[Figure contents as structured data]
— begin —

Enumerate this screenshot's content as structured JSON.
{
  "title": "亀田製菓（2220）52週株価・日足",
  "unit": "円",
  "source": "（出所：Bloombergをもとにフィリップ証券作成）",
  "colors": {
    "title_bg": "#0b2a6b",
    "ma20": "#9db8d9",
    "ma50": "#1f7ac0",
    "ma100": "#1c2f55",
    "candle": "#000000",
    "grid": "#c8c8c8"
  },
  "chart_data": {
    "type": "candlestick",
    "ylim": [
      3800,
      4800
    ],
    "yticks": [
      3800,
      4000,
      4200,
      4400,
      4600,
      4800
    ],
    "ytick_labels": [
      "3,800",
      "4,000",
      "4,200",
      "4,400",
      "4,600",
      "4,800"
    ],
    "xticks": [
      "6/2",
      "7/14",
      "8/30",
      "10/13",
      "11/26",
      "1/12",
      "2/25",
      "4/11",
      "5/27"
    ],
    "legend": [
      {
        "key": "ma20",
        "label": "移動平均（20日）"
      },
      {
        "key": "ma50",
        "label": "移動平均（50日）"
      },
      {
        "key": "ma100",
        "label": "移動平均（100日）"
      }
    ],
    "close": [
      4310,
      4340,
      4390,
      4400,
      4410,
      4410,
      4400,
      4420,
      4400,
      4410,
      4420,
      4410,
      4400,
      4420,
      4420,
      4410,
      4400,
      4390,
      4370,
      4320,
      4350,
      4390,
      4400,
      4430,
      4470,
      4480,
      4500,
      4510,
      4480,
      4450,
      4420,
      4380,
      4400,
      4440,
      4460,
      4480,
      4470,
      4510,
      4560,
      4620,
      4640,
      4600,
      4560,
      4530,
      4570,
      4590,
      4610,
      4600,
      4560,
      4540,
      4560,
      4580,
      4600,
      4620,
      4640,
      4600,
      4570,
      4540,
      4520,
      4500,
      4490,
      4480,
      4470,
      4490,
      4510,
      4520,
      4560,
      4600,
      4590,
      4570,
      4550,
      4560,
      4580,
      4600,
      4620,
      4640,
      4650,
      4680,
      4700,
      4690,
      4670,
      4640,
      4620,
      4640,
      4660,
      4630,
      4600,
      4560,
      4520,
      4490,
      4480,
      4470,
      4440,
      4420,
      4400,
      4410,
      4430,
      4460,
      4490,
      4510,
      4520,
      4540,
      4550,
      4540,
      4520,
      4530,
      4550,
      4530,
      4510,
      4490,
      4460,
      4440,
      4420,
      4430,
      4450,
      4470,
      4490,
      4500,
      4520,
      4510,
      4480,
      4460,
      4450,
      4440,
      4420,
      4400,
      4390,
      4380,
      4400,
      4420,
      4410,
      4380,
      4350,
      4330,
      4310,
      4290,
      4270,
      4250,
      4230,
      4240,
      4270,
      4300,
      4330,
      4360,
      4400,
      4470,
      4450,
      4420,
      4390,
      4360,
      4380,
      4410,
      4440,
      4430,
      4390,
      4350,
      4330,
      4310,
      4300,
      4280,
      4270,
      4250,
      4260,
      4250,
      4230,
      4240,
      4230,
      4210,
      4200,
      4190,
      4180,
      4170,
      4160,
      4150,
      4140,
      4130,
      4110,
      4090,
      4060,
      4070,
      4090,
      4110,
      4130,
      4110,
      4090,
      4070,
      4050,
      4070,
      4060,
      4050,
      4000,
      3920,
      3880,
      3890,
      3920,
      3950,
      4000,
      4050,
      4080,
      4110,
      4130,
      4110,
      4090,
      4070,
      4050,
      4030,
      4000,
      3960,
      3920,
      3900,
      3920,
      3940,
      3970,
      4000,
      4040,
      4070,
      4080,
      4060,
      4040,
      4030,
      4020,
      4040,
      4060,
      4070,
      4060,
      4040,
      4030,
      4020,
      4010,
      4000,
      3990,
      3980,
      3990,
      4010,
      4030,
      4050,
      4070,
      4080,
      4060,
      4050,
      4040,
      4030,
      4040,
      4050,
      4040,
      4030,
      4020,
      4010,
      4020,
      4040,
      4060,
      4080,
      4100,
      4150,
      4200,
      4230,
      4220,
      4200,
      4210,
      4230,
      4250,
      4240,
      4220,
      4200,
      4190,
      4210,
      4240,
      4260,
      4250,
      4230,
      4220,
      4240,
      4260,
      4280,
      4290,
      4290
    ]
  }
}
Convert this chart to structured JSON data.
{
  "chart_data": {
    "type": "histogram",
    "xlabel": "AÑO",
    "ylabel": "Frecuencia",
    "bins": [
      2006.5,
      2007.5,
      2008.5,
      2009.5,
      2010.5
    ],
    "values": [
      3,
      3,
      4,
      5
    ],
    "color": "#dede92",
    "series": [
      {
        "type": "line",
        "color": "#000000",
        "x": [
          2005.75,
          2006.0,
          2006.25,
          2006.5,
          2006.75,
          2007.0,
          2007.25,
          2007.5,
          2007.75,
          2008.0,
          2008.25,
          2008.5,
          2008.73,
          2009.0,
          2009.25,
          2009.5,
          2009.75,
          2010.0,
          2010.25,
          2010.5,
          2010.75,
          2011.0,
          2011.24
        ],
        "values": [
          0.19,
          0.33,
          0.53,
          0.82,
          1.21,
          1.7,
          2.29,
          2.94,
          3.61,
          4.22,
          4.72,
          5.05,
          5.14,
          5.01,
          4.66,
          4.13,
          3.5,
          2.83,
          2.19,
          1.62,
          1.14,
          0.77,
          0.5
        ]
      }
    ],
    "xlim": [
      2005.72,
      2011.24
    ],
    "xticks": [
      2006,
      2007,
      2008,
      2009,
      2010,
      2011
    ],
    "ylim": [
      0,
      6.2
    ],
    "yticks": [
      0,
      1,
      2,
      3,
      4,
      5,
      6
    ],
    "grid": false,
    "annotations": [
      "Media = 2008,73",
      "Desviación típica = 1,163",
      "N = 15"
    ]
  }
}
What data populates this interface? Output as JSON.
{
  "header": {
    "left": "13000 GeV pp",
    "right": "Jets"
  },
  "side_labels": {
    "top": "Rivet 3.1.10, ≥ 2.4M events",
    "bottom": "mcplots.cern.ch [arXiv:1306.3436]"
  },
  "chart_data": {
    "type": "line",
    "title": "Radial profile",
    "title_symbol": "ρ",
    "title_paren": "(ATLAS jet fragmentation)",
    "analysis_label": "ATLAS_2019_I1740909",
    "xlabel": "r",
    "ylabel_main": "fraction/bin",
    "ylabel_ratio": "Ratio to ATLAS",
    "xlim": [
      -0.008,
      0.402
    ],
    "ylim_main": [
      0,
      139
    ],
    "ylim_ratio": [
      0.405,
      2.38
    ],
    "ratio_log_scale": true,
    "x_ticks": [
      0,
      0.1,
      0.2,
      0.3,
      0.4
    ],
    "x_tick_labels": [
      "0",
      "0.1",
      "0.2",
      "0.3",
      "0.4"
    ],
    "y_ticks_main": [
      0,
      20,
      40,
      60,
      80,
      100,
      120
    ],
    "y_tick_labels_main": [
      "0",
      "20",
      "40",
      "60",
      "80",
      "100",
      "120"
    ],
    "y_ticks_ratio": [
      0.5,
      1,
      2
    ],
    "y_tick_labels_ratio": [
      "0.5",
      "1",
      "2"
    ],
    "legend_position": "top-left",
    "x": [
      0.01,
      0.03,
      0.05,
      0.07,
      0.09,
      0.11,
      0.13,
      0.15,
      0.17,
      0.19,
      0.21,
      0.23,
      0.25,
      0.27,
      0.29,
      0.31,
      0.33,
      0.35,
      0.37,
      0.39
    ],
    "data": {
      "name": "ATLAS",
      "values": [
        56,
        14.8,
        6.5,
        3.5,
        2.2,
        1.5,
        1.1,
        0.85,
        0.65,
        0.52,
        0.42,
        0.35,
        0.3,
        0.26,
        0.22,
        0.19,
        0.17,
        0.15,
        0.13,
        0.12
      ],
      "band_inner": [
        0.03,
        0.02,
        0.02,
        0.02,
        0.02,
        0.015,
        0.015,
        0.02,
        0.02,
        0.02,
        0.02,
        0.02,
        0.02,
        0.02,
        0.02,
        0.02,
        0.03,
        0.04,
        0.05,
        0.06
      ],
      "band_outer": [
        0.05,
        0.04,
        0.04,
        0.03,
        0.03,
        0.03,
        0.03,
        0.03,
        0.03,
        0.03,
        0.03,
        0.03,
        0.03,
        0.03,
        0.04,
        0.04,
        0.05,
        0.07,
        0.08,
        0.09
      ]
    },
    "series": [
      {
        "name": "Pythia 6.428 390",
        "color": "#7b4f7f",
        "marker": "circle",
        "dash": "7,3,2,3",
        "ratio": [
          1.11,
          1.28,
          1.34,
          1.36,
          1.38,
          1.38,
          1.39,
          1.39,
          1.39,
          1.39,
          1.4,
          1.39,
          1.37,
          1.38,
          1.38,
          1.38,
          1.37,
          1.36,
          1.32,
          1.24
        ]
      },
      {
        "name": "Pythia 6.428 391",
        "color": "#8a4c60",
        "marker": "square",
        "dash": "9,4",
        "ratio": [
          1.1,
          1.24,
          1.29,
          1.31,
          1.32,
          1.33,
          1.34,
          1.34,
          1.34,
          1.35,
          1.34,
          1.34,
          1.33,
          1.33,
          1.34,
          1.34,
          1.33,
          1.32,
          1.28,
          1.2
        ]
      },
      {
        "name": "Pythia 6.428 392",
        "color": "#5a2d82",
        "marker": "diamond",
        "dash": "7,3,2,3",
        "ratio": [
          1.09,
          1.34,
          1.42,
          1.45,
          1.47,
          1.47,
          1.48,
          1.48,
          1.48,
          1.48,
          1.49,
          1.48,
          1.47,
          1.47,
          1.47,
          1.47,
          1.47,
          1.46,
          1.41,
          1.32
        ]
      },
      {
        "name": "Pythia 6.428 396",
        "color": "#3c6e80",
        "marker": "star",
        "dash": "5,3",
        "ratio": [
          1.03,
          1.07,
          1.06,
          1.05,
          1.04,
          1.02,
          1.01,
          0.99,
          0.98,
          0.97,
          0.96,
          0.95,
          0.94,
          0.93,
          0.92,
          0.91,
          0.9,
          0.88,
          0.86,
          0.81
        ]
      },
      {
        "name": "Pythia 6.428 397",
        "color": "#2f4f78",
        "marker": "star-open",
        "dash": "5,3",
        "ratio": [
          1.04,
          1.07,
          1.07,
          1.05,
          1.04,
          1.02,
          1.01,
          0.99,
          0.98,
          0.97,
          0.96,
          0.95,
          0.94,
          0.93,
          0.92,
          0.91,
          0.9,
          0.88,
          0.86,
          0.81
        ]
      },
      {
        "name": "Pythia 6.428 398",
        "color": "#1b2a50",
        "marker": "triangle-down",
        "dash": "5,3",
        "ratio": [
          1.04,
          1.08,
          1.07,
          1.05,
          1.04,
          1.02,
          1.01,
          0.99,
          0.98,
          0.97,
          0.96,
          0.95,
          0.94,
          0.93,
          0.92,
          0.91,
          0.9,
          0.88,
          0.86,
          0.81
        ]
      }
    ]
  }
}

— end —

WORK INSTRUCTIONS: Establish how many lines of the material above hold the word "name". Nothing but the count should be returned.

RESULT FOR THIS TASK: 7